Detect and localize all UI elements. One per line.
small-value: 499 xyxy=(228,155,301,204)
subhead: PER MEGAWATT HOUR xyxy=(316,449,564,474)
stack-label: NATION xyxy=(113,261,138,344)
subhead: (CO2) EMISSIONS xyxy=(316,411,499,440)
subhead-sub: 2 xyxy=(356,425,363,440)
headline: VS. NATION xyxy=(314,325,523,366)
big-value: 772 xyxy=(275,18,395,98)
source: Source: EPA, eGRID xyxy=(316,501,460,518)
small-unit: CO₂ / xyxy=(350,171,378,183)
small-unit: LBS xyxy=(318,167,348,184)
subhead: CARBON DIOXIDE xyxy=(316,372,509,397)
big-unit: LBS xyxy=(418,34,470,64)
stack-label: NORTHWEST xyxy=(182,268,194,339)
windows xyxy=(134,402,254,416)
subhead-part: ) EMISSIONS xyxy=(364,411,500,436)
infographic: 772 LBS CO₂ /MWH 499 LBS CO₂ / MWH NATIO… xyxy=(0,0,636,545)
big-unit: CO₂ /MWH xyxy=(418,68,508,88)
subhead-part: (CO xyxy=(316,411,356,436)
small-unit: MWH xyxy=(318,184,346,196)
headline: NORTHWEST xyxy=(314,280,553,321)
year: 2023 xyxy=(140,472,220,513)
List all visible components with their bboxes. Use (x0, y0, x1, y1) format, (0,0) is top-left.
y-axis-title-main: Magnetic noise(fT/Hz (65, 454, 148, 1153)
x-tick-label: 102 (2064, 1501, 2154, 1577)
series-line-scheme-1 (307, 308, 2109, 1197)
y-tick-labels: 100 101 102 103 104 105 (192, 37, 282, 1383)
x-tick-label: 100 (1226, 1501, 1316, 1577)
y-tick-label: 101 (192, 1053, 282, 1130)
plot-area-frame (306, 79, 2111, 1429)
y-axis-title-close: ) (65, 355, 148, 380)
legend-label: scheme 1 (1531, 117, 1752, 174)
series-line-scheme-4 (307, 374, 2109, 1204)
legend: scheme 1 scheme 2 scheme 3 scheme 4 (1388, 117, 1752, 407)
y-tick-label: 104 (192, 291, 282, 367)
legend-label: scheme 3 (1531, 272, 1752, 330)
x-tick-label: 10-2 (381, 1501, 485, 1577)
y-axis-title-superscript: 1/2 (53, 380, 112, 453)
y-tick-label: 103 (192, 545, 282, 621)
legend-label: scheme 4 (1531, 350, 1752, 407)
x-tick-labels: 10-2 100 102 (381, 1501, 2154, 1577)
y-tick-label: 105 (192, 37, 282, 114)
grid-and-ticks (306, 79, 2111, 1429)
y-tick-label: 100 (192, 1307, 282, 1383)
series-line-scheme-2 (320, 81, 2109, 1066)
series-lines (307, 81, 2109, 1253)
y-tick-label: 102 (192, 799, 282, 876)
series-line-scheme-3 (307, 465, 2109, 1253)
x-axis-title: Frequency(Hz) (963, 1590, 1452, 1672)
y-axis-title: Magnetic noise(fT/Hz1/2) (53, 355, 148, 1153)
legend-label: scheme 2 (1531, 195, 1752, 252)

# # # # #

* **The task**:
Repeat every line of the items above, character for character and in the same order.

* **Finished exercise**:
Detect and localize all UI elements. One per line.
small-value: 499 xyxy=(228,155,301,204)
subhead: PER MEGAWATT HOUR xyxy=(316,449,564,474)
stack-label: NATION xyxy=(113,261,138,344)
subhead: (CO2) EMISSIONS xyxy=(316,411,499,440)
subhead-sub: 2 xyxy=(356,425,363,440)
headline: VS. NATION xyxy=(314,325,523,366)
big-value: 772 xyxy=(275,18,395,98)
source: Source: EPA, eGRID xyxy=(316,501,460,518)
small-unit: CO₂ / xyxy=(350,171,378,183)
small-unit: LBS xyxy=(318,167,348,184)
subhead: CARBON DIOXIDE xyxy=(316,372,509,397)
big-unit: LBS xyxy=(418,34,470,64)
stack-label: NORTHWEST xyxy=(182,268,194,339)
windows xyxy=(134,402,254,416)
subhead-part: ) EMISSIONS xyxy=(364,411,500,436)
infographic: 772 LBS CO₂ /MWH 499 LBS CO₂ / MWH NATIO… xyxy=(0,0,636,545)
big-unit: CO₂ /MWH xyxy=(418,68,508,88)
subhead-part: (CO xyxy=(316,411,356,436)
small-unit: MWH xyxy=(318,184,346,196)
headline: NORTHWEST xyxy=(314,280,553,321)
year: 2023 xyxy=(140,472,220,513)
List all visible components with their bboxes. Use (x0, y0, x1, y1) format, (0,0) is top-left.
y-axis-title-main: Magnetic noise(fT/Hz (65, 454, 148, 1153)
x-tick-label: 102 (2064, 1501, 2154, 1577)
series-line-scheme-1 (307, 308, 2109, 1197)
y-tick-labels: 100 101 102 103 104 105 (192, 37, 282, 1383)
x-tick-label: 100 (1226, 1501, 1316, 1577)
y-tick-label: 101 (192, 1053, 282, 1130)
plot-area-frame (306, 79, 2111, 1429)
y-axis-title-close: ) (65, 355, 148, 380)
legend-label: scheme 1 (1531, 117, 1752, 174)
series-line-scheme-4 (307, 374, 2109, 1204)
legend: scheme 1 scheme 2 scheme 3 scheme 4 (1388, 117, 1752, 407)
y-tick-label: 104 (192, 291, 282, 367)
legend-label: scheme 3 (1531, 272, 1752, 330)
x-tick-label: 10-2 (381, 1501, 485, 1577)
y-axis-title-superscript: 1/2 (53, 380, 112, 453)
y-tick-label: 103 (192, 545, 282, 621)
legend-label: scheme 4 (1531, 350, 1752, 407)
x-tick-labels: 10-2 100 102 (381, 1501, 2154, 1577)
y-tick-label: 105 (192, 37, 282, 114)
grid-and-ticks (306, 79, 2111, 1429)
y-tick-label: 100 (192, 1307, 282, 1383)
series-line-scheme-2 (320, 81, 2109, 1066)
series-lines (307, 81, 2109, 1253)
y-tick-label: 102 (192, 799, 282, 876)
series-line-scheme-3 (307, 465, 2109, 1253)
x-axis-title: Frequency(Hz) (963, 1590, 1452, 1672)
y-axis-title: Magnetic noise(fT/Hz1/2) (53, 355, 148, 1153)
legend-label: scheme 2 (1531, 195, 1752, 252)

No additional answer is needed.